**REQUEST:**
Pictures do not belong in the copy; transcribe everything else in the records exactly.

**TASK INPUT:**
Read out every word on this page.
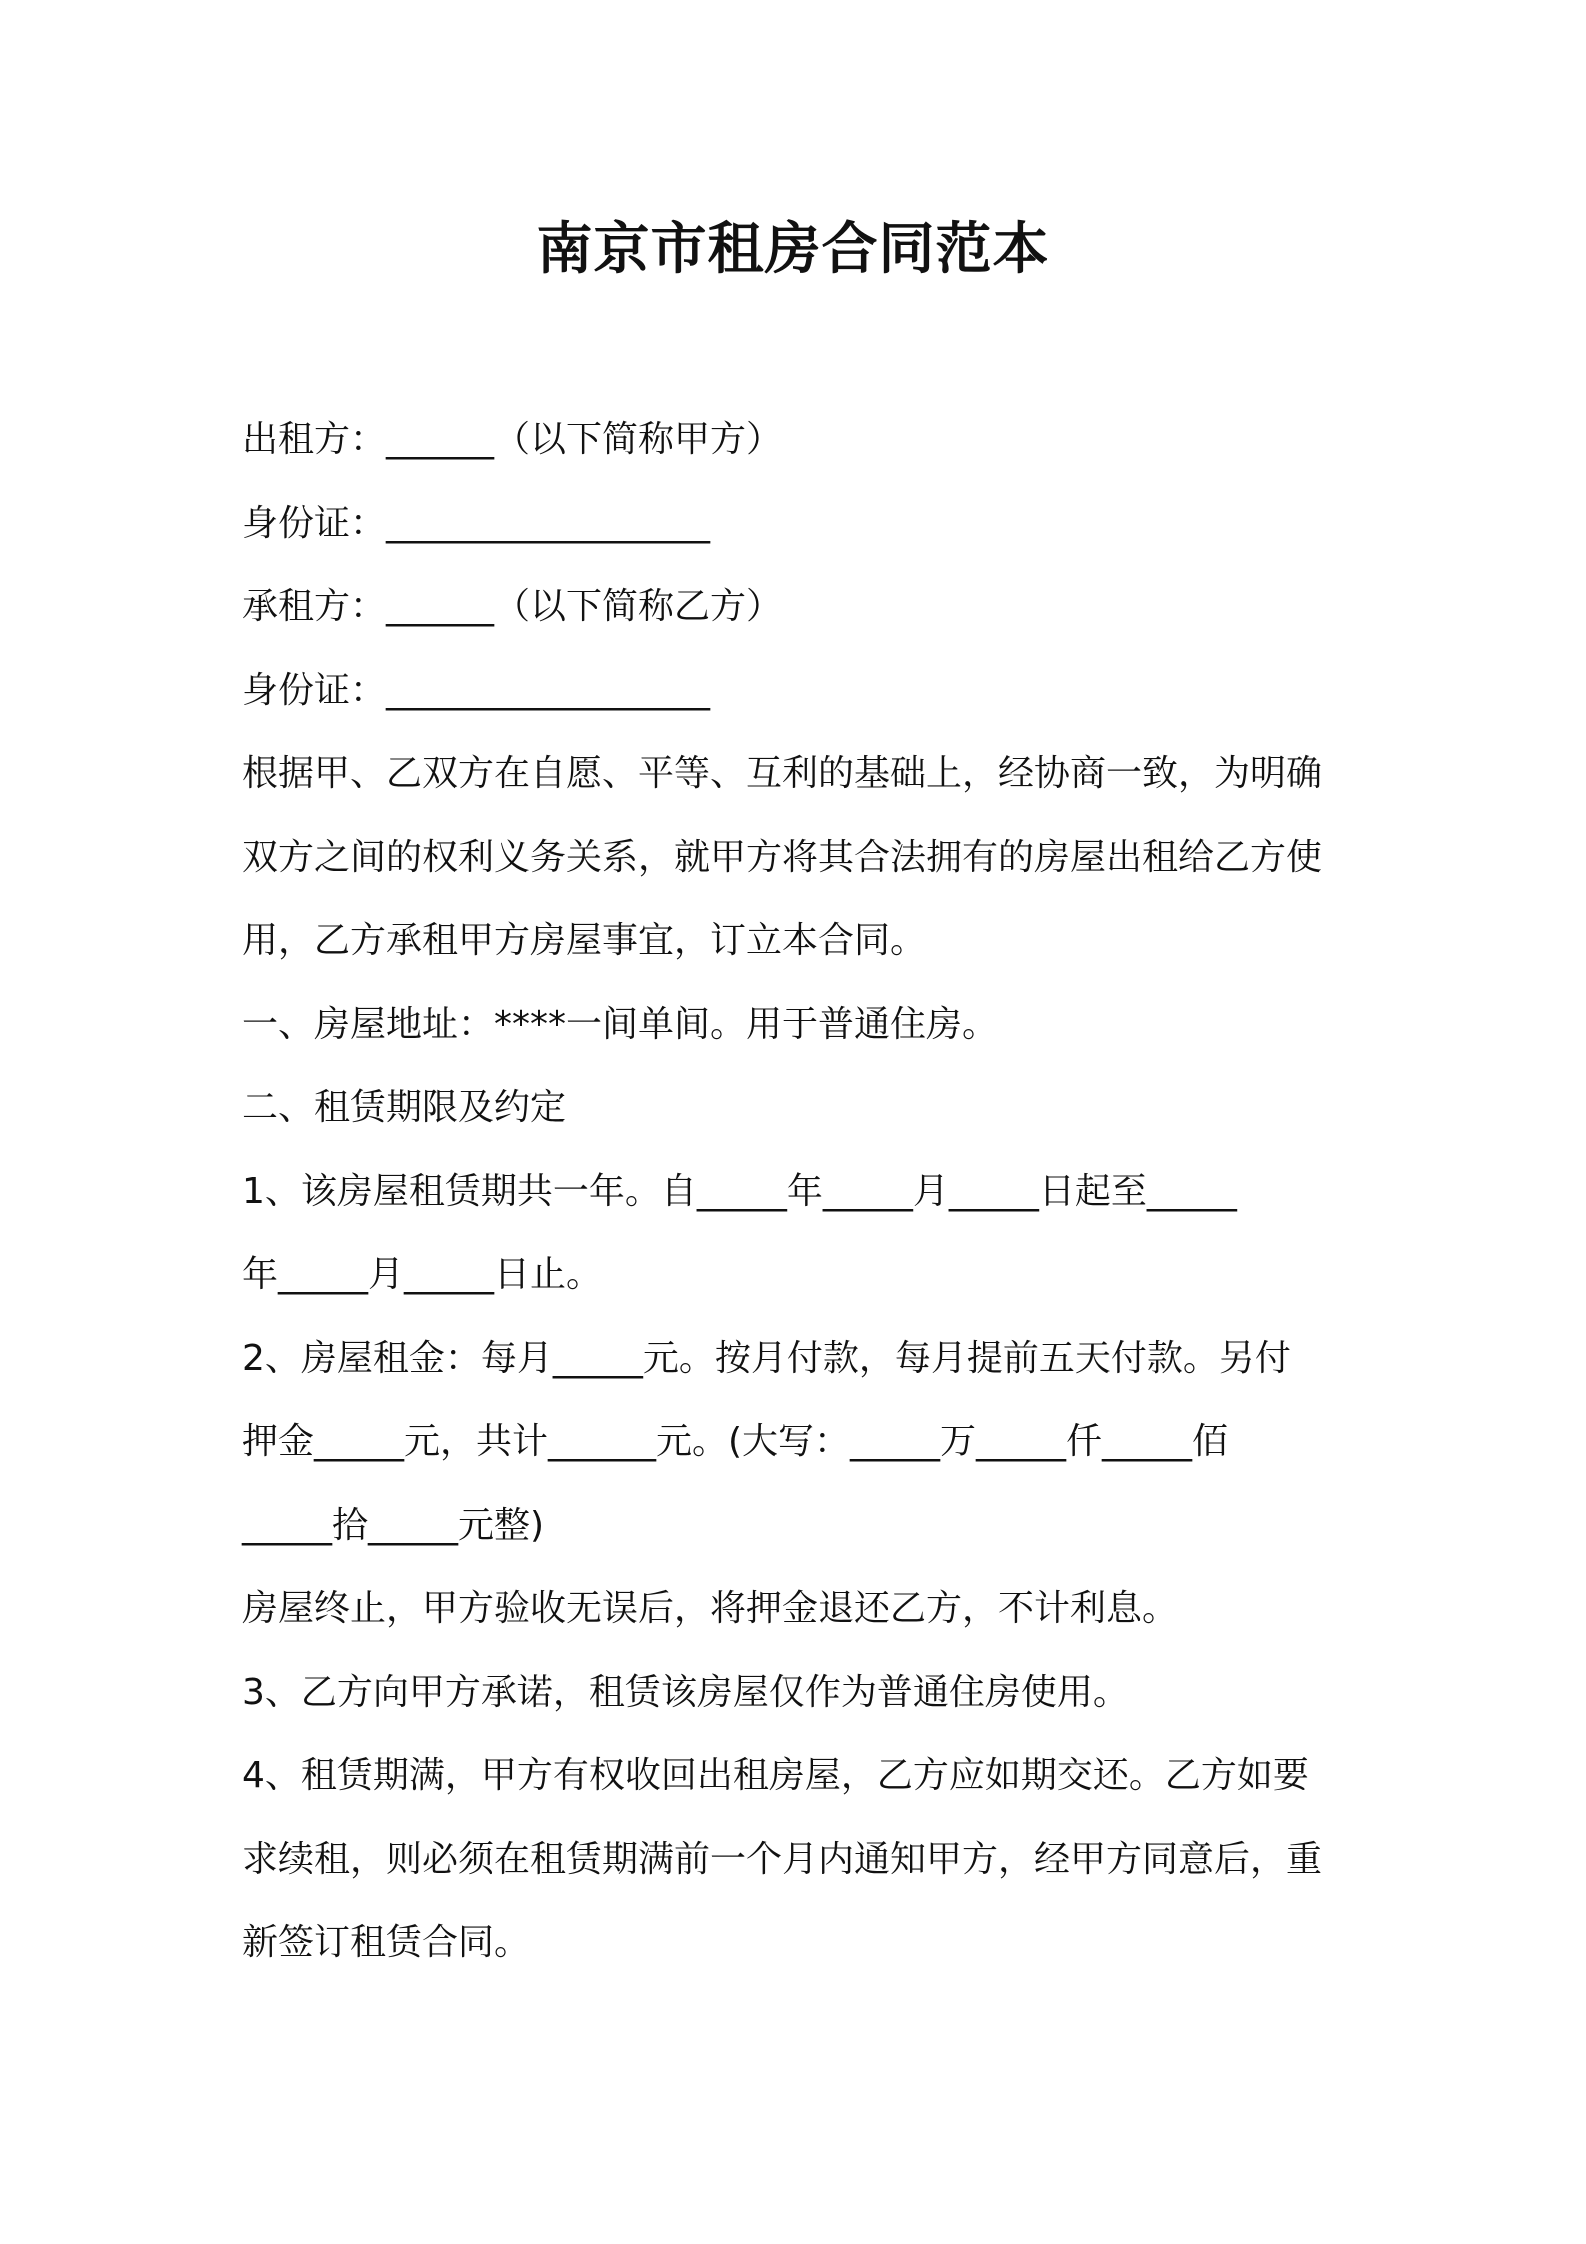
南京市租房合同范本

出租方：______（以下简称甲方）

身份证：__________________

承租方：______（以下简称乙方）

身份证：__________________

根据甲、乙双方在自愿、平等、互利的基础上，经协商一致，为明确

双方之间的权利义务关系，就甲方将其合法拥有的房屋出租给乙方使

用，乙方承租甲方房屋事宜，订立本合同。

一、房屋地址：****一间单间。用于普通住房。

二、租赁期限及约定

1、该房屋租赁期共一年。自_____年_____月_____日起至_____

年_____月_____日止。

2、房屋租金：每月_____元。按月付款，每月提前五天付款。另付

押金_____元，共计______元。(大写：_____万_____仟_____佰

_____拾_____元整)

房屋终止，甲方验收无误后，将押金退还乙方，不计利息。

3、乙方向甲方承诺，租赁该房屋仅作为普通住房使用。

4、租赁期满，甲方有权收回出租房屋，乙方应如期交还。乙方如要

求续租，则必须在租赁期满前一个月内通知甲方，经甲方同意后，重

新签订租赁合同。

**CORRECT ANSWER:**
Read out every word on this page.
南京市租房合同范本

出租方：______（以下简称甲方）

身份证：__________________

承租方：______（以下简称乙方）

身份证：__________________

根据甲、乙双方在自愿、平等、互利的基础上，经协商一致，为明确

双方之间的权利义务关系，就甲方将其合法拥有的房屋出租给乙方使

用，乙方承租甲方房屋事宜，订立本合同。

一、房屋地址：****一间单间。用于普通住房。

二、租赁期限及约定

1、该房屋租赁期共一年。自_____年_____月_____日起至_____

年_____月_____日止。

2、房屋租金：每月_____元。按月付款，每月提前五天付款。另付

押金_____元，共计______元。(大写：_____万_____仟_____佰

_____拾_____元整)

房屋终止，甲方验收无误后，将押金退还乙方，不计利息。

3、乙方向甲方承诺，租赁该房屋仅作为普通住房使用。

4、租赁期满，甲方有权收回出租房屋，乙方应如期交还。乙方如要

求续租，则必须在租赁期满前一个月内通知甲方，经甲方同意后，重

新签订租赁合同。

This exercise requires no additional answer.